WHAT IS ASKED: Quote every line below exactly as it reads.

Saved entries
────────────────────
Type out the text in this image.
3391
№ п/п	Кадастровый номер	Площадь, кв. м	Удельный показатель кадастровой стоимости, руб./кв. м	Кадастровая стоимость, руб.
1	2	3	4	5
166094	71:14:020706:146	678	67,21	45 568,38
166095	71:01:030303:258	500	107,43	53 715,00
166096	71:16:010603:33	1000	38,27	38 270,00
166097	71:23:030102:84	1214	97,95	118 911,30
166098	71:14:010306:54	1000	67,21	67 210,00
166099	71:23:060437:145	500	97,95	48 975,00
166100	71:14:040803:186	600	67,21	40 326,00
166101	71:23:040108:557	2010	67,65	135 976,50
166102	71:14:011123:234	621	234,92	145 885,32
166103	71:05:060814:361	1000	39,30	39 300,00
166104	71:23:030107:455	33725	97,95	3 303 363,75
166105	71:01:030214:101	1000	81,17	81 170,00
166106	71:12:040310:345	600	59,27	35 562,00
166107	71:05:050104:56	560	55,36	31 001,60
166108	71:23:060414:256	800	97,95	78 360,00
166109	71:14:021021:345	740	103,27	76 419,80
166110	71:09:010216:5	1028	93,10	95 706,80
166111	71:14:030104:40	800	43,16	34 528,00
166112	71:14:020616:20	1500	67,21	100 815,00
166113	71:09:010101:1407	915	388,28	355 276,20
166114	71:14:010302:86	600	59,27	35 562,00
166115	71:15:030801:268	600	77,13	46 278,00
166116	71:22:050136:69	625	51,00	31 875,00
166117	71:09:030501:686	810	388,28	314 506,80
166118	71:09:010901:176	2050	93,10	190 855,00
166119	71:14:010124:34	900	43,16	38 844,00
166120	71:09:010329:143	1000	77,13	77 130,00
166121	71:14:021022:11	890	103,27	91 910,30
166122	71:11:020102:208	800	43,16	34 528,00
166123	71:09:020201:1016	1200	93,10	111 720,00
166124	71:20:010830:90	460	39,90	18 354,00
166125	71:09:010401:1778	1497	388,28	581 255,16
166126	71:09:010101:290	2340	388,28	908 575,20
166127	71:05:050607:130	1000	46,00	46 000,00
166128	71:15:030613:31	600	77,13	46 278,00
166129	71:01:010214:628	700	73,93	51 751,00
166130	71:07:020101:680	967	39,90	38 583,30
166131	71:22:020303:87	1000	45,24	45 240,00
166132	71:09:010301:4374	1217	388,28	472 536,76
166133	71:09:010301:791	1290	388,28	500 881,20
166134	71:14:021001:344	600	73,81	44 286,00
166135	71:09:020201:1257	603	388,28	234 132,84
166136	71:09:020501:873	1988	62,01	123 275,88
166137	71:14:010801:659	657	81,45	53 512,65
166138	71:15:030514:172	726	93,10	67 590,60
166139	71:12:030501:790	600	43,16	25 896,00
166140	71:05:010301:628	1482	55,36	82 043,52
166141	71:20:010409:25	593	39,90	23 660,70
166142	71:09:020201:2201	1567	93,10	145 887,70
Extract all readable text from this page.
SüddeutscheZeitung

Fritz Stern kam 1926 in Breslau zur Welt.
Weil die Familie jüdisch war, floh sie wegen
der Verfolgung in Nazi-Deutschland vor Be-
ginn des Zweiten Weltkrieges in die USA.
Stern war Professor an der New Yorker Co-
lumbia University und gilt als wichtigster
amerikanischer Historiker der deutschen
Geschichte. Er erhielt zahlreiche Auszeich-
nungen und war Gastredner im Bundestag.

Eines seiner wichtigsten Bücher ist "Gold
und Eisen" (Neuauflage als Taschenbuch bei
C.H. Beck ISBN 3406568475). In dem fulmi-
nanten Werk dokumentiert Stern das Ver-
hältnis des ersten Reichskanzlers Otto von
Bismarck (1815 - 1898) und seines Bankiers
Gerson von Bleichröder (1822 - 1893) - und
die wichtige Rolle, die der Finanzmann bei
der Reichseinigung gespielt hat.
────────────────────
REPLY:
Type out the text in this image.
3391
№ п/п	Кадастровый номер	Площадь, кв. м	Удельный показатель кадастровой стоимости, руб./кв. м	Кадастровая стоимость, руб.
1	2	3	4	5
166094	71:14:020706:146	678	67,21	45 568,38
166095	71:01:030303:258	500	107,43	53 715,00
166096	71:16:010603:33	1000	38,27	38 270,00
166097	71:23:030102:84	1214	97,95	118 911,30
166098	71:14:010306:54	1000	67,21	67 210,00
166099	71:23:060437:145	500	97,95	48 975,00
166100	71:14:040803:186	600	67,21	40 326,00
166101	71:23:040108:557	2010	67,65	135 976,50
166102	71:14:011123:234	621	234,92	145 885,32
166103	71:05:060814:361	1000	39,30	39 300,00
166104	71:23:030107:455	33725	97,95	3 303 363,75
166105	71:01:030214:101	1000	81,17	81 170,00
166106	71:12:040310:345	600	59,27	35 562,00
166107	71:05:050104:56	560	55,36	31 001,60
166108	71:23:060414:256	800	97,95	78 360,00
166109	71:14:021021:345	740	103,27	76 419,80
166110	71:09:010216:5	1028	93,10	95 706,80
166111	71:14:030104:40	800	43,16	34 528,00
166112	71:14:020616:20	1500	67,21	100 815,00
166113	71:09:010101:1407	915	388,28	355 276,20
166114	71:14:010302:86	600	59,27	35 562,00
166115	71:15:030801:268	600	77,13	46 278,00
166116	71:22:050136:69	625	51,00	31 875,00
166117	71:09:030501:686	810	388,28	314 506,80
166118	71:09:010901:176	2050	93,10	190 855,00
166119	71:14:010124:34	900	43,16	38 844,00
166120	71:09:010329:143	1000	77,13	77 130,00
166121	71:14:021022:11	890	103,27	91 910,30
166122	71:11:020102:208	800	43,16	34 528,00
166123	71:09:020201:1016	1200	93,10	111 720,00
166124	71:20:010830:90	460	39,90	18 354,00
166125	71:09:010401:1778	1497	388,28	581 255,16
166126	71:09:010101:290	2340	388,28	908 575,20
166127	71:05:050607:130	1000	46,00	46 000,00
166128	71:15:030613:31	600	77,13	46 278,00
166129	71:01:010214:628	700	73,93	51 751,00
166130	71:07:020101:680	967	39,90	38 583,30
166131	71:22:020303:87	1000	45,24	45 240,00
166132	71:09:010301:4374	1217	388,28	472 536,76
166133	71:09:010301:791	1290	388,28	500 881,20
166134	71:14:021001:344	600	73,81	44 286,00
166135	71:09:020201:1257	603	388,28	234 132,84
166136	71:09:020501:873	1988	62,01	123 275,88
166137	71:14:010801:659	657	81,45	53 512,65
166138	71:15:030514:172	726	93,10	67 590,60
166139	71:12:030501:790	600	43,16	25 896,00
166140	71:05:010301:628	1482	55,36	82 043,52
166141	71:20:010409:25	593	39,90	23 660,70
166142	71:09:020201:2201	1567	93,10	145 887,70
Extract all readable text from this page.
SüddeutscheZeitung

Fritz Stern kam 1926 in Breslau zur Welt.
Weil die Familie jüdisch war, floh sie wegen
der Verfolgung in Nazi-Deutschland vor Be-
ginn des Zweiten Weltkrieges in die USA.
Stern war Professor an der New Yorker Co-
lumbia University und gilt als wichtigster
amerikanischer Historiker der deutschen
Geschichte. Er erhielt zahlreiche Auszeich-
nungen und war Gastredner im Bundestag.

Eines seiner wichtigsten Bücher ist "Gold
und Eisen" (Neuauflage als Taschenbuch bei
C.H. Beck ISBN 3406568475). In dem fulmi-
nanten Werk dokumentiert Stern das Ver-
hältnis des ersten Reichskanzlers Otto von
Bismarck (1815 - 1898) und seines Bankiers
Gerson von Bleichröder (1822 - 1893) - und
die wichtige Rolle, die der Finanzmann bei
der Reichseinigung gespielt hat.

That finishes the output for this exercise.